◆ **Given request**
From the listing below, work out how many lines contain "yourself". Reply with that number only.

----

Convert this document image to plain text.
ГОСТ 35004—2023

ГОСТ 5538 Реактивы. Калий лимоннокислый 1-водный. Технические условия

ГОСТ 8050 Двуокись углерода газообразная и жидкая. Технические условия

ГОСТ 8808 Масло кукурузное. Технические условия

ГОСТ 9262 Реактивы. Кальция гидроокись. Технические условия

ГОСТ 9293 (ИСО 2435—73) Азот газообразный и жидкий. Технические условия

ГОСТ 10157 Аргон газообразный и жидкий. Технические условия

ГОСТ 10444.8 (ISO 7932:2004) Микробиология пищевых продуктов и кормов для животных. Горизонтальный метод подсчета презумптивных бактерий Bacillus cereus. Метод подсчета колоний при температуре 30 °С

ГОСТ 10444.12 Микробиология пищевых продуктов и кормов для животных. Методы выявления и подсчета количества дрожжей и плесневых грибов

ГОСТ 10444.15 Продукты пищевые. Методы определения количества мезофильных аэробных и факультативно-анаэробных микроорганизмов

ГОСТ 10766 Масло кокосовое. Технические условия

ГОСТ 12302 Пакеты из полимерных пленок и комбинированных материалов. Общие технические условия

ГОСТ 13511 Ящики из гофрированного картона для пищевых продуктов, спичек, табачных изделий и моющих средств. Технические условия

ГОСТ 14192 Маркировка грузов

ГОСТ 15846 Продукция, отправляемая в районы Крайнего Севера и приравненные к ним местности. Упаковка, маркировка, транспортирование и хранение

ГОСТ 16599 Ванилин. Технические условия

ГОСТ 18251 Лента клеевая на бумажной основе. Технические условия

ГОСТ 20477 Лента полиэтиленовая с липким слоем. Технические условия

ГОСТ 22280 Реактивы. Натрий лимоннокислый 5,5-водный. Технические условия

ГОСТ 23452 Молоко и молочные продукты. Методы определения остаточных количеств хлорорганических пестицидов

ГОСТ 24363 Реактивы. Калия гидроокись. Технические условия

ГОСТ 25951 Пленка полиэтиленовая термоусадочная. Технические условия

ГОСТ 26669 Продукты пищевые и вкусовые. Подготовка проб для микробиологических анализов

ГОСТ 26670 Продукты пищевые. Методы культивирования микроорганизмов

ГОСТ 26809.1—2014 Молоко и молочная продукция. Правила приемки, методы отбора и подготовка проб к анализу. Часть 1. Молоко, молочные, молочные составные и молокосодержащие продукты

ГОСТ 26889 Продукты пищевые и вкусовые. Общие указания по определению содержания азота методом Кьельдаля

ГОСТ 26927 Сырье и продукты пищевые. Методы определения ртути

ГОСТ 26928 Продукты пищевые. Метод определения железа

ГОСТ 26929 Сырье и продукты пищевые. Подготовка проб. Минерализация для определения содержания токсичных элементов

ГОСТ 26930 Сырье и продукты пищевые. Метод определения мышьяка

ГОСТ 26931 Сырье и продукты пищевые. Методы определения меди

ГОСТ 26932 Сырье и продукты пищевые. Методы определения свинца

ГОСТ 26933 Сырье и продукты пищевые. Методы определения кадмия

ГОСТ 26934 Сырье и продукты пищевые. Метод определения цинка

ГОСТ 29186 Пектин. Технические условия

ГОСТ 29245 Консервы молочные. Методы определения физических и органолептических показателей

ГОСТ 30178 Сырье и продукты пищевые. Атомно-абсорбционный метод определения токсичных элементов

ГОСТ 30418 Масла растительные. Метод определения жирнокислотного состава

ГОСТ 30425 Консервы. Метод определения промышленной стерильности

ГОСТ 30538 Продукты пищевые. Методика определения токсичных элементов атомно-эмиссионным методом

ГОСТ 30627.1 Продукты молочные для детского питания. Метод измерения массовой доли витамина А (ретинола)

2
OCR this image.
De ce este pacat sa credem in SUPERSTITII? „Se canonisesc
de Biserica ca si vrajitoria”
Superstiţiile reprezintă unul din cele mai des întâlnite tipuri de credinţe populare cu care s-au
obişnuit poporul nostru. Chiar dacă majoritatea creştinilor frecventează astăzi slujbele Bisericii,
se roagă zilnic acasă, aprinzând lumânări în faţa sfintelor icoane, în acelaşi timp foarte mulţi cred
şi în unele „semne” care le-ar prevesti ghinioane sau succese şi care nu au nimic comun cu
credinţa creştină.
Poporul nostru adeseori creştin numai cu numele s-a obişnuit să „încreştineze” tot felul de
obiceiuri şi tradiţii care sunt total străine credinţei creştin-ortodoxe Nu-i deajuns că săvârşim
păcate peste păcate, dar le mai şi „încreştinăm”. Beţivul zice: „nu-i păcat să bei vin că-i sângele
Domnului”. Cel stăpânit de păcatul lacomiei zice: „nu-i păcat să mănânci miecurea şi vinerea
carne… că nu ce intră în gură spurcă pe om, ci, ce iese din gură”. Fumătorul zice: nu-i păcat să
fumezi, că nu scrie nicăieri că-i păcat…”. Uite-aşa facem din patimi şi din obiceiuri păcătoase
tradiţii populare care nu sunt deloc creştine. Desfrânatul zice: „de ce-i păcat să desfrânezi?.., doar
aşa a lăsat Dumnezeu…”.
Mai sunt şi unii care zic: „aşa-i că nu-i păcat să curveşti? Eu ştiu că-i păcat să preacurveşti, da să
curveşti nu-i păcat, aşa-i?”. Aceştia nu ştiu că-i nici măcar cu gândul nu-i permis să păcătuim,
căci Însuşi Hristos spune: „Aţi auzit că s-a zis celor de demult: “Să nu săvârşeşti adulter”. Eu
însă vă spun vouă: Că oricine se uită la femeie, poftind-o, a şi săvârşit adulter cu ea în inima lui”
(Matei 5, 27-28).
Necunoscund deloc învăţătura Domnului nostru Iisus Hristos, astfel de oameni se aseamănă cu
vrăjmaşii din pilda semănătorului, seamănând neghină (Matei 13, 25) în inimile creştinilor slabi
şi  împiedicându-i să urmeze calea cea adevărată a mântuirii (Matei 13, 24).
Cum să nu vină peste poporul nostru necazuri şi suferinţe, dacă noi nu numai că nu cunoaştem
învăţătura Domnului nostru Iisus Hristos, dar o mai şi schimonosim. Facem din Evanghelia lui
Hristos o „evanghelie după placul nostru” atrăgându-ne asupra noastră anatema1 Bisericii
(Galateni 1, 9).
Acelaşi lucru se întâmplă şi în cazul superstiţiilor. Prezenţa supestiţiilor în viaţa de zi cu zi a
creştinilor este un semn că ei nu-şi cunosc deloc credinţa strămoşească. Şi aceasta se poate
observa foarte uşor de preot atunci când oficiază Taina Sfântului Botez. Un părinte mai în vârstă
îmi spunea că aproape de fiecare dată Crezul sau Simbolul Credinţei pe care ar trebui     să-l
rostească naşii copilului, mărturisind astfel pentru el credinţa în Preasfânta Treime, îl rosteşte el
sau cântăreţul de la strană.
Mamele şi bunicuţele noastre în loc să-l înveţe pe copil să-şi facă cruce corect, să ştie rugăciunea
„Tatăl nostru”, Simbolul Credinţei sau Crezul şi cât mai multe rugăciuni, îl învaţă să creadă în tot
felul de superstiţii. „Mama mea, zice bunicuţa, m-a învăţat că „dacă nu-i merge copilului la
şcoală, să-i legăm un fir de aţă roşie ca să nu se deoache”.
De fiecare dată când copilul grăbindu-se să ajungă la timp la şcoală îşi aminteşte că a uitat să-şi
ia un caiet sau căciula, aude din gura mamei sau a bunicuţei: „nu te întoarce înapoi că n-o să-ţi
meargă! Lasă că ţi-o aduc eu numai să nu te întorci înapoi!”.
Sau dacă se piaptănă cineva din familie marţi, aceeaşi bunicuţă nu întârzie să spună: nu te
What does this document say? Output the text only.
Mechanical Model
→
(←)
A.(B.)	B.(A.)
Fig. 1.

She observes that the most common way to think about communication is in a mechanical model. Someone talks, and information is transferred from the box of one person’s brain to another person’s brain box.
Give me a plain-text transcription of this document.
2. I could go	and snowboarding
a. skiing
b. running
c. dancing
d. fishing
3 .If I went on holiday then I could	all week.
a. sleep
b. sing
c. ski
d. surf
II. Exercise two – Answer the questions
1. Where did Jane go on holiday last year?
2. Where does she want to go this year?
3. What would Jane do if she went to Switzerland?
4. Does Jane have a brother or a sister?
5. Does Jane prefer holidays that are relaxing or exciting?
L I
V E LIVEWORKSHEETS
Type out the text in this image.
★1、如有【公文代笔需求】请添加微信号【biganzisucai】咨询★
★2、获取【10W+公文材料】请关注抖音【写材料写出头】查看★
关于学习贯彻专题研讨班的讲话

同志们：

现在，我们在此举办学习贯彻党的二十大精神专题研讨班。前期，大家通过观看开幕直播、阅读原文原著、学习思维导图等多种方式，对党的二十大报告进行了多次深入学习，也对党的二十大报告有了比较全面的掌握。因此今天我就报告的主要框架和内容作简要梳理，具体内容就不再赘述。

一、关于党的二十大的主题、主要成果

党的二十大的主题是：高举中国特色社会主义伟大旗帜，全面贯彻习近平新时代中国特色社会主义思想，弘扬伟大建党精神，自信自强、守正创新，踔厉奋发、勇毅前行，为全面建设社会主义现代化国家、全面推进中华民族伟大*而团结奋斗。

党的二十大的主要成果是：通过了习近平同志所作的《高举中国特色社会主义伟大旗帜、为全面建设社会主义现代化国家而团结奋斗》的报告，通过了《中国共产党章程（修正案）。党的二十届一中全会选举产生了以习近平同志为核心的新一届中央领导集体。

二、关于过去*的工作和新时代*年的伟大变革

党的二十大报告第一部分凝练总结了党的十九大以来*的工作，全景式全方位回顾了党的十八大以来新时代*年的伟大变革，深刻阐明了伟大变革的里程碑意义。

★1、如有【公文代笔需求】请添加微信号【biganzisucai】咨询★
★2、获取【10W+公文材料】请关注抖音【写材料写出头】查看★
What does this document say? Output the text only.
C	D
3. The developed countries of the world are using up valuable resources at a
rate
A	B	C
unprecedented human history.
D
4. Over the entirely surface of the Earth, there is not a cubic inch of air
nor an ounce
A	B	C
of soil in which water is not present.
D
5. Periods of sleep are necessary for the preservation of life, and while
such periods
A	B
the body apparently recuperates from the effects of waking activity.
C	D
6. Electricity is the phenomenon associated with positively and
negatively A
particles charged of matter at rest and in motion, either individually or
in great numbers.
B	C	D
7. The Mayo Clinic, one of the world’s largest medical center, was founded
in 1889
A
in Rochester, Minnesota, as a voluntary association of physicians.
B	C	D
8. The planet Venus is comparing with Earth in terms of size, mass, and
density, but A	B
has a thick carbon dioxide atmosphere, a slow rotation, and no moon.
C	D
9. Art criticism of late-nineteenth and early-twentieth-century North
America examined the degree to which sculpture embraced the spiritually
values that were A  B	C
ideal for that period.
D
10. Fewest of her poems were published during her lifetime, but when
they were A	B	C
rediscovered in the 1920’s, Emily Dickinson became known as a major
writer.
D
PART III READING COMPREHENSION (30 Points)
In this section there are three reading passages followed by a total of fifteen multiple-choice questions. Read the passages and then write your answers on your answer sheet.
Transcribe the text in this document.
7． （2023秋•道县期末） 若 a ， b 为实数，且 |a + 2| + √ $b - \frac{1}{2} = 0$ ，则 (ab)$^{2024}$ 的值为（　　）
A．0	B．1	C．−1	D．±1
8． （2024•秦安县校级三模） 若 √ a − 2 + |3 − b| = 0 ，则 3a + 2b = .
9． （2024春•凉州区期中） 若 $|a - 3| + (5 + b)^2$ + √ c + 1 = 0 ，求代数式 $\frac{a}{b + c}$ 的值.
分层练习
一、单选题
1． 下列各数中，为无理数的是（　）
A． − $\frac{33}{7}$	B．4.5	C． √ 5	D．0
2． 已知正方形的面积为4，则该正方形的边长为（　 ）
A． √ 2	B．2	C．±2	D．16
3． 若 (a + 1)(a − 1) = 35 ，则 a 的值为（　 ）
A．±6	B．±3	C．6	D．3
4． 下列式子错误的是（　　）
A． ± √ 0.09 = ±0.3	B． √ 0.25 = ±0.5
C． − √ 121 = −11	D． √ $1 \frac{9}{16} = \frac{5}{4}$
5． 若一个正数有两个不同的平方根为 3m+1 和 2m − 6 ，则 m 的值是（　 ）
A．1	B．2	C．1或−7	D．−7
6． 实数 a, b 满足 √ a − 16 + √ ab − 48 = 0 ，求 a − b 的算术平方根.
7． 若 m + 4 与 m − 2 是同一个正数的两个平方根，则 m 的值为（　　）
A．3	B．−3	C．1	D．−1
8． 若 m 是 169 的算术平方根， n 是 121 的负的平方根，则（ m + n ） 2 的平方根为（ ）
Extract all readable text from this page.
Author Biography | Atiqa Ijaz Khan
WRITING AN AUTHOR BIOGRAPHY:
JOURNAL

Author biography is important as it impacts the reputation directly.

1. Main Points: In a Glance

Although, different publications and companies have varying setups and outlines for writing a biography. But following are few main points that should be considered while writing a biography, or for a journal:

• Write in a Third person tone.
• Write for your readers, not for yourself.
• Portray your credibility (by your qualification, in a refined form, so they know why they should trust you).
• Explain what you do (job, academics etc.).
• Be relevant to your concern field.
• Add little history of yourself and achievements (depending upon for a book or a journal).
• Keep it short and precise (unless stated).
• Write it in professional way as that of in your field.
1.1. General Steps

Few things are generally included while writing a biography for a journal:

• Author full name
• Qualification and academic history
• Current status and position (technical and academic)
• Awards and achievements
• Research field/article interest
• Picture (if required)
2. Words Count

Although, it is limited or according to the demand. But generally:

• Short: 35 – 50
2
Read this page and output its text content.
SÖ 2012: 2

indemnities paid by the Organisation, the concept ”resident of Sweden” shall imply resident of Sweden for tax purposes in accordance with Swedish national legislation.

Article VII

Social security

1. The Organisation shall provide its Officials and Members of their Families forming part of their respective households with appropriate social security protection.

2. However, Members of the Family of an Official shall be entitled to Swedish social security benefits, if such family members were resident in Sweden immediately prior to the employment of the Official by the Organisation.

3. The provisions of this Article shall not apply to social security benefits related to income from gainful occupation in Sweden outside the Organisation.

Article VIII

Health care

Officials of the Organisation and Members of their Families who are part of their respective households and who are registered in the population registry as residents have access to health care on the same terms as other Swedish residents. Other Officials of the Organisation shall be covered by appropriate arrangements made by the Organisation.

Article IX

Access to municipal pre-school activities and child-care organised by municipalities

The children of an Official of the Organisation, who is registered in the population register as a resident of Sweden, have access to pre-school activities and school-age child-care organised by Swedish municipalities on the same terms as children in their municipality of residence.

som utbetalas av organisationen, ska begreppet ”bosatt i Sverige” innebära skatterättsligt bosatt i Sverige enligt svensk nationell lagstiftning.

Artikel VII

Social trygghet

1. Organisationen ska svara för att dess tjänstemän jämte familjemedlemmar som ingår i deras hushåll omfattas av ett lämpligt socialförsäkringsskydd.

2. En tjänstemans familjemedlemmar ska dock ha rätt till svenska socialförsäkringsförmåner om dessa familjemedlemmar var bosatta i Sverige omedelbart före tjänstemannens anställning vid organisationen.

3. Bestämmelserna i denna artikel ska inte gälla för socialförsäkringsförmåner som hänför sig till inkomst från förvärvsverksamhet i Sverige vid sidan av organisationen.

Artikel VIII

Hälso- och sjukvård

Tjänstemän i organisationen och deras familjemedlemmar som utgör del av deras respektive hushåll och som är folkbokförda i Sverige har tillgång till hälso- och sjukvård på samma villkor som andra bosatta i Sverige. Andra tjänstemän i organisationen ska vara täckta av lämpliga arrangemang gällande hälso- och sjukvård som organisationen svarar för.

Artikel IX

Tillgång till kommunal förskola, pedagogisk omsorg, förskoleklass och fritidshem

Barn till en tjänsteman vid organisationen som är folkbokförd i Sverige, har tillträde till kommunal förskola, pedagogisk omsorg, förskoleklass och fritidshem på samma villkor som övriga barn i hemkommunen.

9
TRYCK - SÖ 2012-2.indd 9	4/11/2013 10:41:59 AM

----

◆ **Final answer**
2